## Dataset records
────────

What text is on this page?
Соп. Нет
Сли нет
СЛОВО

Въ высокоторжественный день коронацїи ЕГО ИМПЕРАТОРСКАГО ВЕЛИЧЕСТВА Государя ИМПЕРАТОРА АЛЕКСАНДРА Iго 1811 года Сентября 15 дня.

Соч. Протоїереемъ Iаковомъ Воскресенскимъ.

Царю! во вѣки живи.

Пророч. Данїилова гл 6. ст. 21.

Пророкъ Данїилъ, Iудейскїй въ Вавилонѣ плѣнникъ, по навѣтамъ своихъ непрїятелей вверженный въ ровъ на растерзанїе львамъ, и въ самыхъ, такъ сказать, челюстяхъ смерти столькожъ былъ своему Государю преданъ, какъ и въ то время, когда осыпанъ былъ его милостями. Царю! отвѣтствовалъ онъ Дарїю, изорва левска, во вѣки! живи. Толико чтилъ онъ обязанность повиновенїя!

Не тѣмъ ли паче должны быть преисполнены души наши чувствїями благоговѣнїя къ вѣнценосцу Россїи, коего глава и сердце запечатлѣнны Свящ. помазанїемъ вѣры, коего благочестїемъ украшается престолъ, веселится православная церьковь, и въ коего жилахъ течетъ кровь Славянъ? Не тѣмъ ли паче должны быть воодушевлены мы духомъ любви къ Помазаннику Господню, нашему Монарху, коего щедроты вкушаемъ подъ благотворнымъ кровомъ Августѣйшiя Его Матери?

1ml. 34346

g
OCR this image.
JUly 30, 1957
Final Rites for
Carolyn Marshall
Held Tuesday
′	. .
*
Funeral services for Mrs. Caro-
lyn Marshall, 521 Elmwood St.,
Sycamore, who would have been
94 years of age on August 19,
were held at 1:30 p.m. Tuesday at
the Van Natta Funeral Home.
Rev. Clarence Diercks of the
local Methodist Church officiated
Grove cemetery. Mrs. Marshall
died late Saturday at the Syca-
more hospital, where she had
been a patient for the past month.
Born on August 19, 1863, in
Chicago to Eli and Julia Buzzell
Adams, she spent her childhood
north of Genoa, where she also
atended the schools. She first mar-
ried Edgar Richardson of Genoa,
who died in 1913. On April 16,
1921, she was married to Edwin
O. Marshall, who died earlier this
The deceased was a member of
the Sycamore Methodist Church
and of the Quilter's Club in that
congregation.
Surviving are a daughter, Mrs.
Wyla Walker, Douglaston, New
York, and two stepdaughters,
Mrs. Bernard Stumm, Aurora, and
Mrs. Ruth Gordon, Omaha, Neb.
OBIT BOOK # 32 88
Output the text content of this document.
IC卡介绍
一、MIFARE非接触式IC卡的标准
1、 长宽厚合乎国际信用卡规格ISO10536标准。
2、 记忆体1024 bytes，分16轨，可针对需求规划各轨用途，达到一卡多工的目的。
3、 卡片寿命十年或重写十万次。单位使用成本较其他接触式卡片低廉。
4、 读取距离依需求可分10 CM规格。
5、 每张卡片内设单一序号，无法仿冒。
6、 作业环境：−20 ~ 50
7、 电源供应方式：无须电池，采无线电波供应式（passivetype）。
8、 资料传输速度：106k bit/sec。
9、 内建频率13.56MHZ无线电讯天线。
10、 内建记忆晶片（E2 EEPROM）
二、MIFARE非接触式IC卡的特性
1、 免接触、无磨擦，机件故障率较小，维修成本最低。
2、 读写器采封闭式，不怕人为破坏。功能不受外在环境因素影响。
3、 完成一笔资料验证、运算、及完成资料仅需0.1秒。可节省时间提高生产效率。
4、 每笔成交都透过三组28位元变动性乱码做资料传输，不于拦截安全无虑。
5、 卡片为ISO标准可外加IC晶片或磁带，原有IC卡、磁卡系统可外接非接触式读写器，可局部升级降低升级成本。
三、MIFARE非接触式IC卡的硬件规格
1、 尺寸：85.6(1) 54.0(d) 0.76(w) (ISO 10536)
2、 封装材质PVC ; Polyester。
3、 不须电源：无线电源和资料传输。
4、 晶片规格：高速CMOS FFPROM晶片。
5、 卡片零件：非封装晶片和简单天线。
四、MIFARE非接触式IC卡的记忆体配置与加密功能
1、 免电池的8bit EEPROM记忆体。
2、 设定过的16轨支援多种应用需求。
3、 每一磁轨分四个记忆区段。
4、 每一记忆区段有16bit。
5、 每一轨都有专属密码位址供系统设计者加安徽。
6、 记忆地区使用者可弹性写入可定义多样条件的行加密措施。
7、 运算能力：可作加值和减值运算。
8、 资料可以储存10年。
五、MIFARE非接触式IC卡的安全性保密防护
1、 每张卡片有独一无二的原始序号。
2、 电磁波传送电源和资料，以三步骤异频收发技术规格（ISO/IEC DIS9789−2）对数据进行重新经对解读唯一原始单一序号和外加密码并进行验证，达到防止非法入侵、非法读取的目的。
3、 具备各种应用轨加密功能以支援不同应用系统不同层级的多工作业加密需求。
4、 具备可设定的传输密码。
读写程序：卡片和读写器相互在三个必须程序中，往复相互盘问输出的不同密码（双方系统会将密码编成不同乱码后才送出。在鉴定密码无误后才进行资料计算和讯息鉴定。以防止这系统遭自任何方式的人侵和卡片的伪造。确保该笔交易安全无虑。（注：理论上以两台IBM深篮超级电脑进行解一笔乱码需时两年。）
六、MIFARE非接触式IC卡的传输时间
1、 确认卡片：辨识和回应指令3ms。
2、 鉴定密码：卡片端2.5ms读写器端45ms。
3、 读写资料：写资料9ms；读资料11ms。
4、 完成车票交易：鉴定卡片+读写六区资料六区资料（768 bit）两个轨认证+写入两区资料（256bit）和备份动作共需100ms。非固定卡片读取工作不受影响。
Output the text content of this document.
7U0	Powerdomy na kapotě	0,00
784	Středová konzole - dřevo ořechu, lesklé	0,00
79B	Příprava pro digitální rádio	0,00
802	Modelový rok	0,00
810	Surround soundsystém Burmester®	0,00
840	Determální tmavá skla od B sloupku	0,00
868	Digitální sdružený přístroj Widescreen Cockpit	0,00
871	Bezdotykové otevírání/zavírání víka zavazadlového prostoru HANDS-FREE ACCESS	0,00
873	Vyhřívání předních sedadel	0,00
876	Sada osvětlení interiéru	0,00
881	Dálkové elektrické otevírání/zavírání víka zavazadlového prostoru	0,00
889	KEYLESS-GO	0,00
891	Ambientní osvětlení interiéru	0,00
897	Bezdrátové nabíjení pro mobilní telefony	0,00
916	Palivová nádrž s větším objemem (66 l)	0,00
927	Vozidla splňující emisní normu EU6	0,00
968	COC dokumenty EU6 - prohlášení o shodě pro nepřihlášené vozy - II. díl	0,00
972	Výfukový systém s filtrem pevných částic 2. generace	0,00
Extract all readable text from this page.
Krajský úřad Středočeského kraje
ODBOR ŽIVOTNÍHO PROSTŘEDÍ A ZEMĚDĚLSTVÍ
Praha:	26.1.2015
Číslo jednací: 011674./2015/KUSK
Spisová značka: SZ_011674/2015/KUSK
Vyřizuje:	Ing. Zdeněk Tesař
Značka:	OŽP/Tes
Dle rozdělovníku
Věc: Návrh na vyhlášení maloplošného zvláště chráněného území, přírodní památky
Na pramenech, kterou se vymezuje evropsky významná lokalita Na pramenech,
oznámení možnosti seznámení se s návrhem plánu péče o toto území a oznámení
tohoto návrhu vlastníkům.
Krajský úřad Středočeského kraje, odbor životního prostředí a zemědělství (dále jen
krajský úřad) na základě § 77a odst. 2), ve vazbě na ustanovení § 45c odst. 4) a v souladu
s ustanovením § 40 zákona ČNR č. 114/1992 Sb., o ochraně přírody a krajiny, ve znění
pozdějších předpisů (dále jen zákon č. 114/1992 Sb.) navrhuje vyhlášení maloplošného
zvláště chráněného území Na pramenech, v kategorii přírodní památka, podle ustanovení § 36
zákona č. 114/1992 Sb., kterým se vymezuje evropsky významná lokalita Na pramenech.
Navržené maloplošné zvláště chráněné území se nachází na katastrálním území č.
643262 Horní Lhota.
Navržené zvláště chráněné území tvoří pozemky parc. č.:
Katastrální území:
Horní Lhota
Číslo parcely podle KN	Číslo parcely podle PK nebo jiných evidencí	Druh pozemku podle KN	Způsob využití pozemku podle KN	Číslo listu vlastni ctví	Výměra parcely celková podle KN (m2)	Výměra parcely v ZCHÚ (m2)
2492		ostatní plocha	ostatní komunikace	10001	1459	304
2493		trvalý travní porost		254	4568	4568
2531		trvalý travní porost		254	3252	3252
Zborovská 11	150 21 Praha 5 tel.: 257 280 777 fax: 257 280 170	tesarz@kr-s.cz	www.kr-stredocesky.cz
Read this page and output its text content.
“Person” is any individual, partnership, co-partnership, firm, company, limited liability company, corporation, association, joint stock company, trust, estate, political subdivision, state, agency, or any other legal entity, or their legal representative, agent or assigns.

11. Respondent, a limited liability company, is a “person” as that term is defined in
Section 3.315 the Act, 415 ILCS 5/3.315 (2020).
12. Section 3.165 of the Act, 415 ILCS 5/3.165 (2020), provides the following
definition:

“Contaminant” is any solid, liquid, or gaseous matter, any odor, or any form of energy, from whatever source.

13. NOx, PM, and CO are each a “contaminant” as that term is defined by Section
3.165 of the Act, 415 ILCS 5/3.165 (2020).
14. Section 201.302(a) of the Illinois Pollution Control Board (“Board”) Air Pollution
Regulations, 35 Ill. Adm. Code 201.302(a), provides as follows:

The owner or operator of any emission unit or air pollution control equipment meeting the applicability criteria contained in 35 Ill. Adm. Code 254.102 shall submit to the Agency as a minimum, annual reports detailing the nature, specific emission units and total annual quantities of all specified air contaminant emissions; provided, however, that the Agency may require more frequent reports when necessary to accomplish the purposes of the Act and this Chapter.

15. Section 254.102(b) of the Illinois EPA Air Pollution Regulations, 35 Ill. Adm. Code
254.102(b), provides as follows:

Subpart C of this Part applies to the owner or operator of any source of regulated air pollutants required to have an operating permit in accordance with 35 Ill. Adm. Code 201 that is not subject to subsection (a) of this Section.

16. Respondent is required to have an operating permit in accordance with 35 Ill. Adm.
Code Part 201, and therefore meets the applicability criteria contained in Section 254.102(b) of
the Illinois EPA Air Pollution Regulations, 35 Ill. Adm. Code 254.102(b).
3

────────

## INSTRUCTIONS FOR THE TASK
From the listing, copy each line containing the word "pramenech".

## OUTPUT FOR THIS EXERCISE
Na pramenech, kterou se vymezuje evropsky významná lokalita Na pramenech,
zvláště chráněného území Na pramenech, v kategorii přírodní památka, podle ustanovení § 36
zákona č. 114/1992 Sb., kterým se vymezuje evropsky významná lokalita Na pramenech.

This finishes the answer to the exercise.